■ Task
Report only the number of lines in this material that include the string "Mean".

■ Information provided
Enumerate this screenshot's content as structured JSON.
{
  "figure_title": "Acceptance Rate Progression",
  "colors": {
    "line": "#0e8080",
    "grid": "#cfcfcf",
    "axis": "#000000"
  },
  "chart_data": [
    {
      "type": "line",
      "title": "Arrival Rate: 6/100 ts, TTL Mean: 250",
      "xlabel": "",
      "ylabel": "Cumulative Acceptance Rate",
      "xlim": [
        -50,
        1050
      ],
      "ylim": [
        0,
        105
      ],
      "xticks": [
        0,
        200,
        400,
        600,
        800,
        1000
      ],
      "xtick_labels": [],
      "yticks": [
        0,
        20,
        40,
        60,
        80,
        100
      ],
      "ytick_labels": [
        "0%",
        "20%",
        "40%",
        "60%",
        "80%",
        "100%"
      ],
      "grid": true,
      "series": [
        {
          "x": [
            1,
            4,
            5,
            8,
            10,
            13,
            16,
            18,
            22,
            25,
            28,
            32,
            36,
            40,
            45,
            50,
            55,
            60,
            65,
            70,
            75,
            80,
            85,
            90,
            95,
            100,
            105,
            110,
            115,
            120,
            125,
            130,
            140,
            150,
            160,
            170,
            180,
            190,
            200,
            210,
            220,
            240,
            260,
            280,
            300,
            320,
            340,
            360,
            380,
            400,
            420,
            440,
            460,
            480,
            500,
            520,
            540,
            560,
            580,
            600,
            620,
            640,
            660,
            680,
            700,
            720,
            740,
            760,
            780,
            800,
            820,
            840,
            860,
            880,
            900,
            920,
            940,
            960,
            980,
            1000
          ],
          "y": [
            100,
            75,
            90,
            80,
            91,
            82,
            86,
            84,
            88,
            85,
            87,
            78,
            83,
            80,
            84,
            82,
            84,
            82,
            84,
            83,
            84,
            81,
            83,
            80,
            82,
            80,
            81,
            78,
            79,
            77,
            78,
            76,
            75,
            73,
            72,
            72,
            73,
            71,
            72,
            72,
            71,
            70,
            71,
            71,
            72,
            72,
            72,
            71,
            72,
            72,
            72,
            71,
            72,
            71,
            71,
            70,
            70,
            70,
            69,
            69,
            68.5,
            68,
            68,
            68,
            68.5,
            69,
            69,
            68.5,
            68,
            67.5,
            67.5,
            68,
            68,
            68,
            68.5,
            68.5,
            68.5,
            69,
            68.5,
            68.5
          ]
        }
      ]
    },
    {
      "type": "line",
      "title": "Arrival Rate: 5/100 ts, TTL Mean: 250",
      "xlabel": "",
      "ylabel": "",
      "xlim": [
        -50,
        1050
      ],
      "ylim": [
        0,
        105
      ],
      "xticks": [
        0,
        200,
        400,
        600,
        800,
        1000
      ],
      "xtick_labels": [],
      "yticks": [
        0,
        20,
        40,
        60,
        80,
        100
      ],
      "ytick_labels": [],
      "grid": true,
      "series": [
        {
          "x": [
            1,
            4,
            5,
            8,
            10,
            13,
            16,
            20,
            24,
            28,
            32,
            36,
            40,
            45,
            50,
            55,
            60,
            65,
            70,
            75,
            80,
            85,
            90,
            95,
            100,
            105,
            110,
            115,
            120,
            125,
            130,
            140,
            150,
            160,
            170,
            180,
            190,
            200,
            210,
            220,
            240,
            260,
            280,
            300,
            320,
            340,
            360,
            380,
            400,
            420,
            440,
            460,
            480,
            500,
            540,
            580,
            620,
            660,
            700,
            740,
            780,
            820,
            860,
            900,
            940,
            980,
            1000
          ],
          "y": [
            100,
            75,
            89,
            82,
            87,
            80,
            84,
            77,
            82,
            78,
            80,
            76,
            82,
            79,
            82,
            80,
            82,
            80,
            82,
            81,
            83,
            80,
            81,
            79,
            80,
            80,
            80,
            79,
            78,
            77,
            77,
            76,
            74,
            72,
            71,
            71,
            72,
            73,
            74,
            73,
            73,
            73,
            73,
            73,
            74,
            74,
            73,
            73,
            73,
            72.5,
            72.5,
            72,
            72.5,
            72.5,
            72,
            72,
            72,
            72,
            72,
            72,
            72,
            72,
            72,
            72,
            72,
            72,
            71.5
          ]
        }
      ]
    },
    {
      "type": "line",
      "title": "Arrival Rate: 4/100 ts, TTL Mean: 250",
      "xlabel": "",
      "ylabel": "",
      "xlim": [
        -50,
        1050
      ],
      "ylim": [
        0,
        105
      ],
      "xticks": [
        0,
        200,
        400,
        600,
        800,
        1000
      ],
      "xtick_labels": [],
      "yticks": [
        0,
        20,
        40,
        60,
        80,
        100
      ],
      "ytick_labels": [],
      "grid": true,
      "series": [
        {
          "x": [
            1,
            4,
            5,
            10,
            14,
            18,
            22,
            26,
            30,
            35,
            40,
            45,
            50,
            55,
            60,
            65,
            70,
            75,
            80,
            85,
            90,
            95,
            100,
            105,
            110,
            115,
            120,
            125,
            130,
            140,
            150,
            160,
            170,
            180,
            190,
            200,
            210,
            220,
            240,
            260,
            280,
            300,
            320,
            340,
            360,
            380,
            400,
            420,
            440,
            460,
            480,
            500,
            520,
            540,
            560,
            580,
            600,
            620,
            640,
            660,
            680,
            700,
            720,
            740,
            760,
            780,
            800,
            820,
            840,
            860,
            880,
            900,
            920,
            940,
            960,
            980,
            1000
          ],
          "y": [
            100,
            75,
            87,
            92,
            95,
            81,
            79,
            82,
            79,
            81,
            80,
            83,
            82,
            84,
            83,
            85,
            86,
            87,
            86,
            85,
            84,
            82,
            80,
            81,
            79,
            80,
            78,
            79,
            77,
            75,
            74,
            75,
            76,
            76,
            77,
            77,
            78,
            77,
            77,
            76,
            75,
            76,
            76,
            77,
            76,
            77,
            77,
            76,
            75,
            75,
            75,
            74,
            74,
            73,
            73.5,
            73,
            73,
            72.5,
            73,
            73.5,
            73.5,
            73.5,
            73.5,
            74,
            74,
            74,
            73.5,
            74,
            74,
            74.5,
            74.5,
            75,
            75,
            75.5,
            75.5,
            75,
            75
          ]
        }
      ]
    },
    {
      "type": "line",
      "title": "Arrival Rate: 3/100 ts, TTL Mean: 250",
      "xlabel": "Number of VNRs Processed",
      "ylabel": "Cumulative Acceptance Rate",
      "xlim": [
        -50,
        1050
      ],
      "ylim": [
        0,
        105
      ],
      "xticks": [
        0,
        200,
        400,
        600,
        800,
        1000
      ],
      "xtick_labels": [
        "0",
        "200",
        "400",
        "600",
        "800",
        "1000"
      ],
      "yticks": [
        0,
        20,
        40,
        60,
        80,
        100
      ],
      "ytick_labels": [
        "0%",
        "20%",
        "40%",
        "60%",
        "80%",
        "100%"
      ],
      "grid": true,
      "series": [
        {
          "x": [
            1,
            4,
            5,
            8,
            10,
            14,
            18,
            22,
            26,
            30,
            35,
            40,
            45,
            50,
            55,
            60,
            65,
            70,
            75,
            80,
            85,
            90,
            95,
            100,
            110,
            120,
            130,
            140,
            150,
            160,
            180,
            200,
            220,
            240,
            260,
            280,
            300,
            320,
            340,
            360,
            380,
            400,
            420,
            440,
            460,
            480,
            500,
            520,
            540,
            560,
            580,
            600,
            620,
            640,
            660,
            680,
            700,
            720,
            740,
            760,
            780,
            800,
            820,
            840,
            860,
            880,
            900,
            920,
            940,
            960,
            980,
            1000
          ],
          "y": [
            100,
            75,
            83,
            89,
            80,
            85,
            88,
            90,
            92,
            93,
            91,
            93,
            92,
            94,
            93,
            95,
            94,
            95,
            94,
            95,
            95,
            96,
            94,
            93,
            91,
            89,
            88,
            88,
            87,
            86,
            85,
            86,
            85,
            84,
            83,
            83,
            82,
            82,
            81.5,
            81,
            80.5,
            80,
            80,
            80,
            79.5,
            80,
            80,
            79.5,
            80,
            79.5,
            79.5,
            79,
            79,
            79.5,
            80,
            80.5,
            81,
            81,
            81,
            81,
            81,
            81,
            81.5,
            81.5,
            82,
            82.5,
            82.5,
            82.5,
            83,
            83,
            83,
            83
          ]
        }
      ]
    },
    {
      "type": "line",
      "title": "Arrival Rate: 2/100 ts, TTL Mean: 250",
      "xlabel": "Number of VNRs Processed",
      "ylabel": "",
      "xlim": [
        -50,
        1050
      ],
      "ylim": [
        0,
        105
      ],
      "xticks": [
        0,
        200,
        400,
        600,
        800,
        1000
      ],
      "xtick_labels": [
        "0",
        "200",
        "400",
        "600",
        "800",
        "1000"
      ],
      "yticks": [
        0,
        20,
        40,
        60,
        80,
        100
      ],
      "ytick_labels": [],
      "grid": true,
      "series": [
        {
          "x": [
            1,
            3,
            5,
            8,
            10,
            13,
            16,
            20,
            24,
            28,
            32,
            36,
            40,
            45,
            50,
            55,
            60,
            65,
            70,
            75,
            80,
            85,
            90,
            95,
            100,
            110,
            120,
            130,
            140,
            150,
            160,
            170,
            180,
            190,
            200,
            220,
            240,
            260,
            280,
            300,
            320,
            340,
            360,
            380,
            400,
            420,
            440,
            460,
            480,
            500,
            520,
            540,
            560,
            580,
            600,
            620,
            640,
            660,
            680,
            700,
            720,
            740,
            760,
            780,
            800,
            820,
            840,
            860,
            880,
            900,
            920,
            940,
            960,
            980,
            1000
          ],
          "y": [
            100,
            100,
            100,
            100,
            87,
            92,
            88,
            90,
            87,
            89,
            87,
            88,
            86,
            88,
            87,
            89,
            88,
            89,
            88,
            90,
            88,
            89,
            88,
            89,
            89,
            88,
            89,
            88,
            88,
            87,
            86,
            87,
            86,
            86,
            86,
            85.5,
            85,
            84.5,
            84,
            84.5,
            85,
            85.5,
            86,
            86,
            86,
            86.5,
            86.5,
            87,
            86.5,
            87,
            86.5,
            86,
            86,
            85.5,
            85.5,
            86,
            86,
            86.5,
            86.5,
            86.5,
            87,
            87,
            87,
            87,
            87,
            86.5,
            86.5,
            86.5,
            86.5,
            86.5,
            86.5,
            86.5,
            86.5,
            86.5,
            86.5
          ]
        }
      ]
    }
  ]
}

■ Solved problem
5